Entries taken from a collection:
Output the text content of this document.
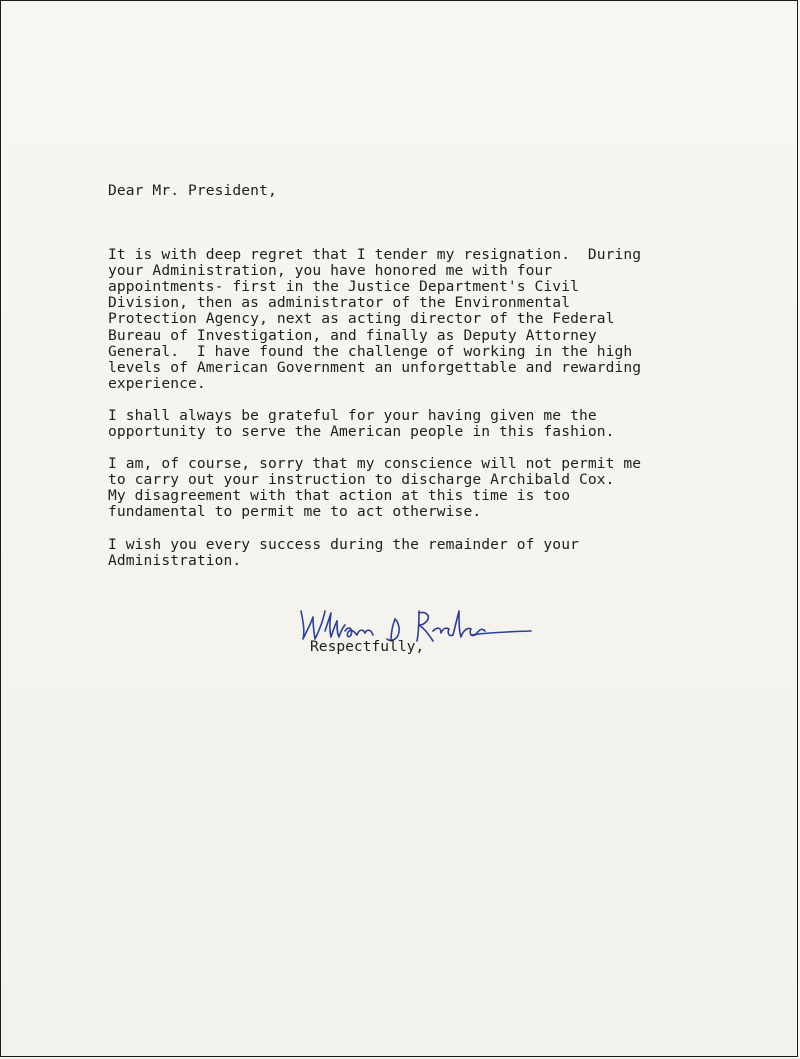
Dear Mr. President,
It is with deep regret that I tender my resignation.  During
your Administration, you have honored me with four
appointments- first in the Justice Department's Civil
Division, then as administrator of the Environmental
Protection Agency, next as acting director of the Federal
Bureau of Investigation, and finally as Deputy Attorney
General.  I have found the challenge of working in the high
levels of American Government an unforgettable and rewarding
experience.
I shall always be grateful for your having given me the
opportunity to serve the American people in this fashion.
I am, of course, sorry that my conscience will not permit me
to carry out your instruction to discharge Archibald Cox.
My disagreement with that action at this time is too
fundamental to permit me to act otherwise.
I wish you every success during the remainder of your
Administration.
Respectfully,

* _Task prompt_:
Check every line in the material above for the string "with", then give only the number of lines that have it.

* _Task answer_:
3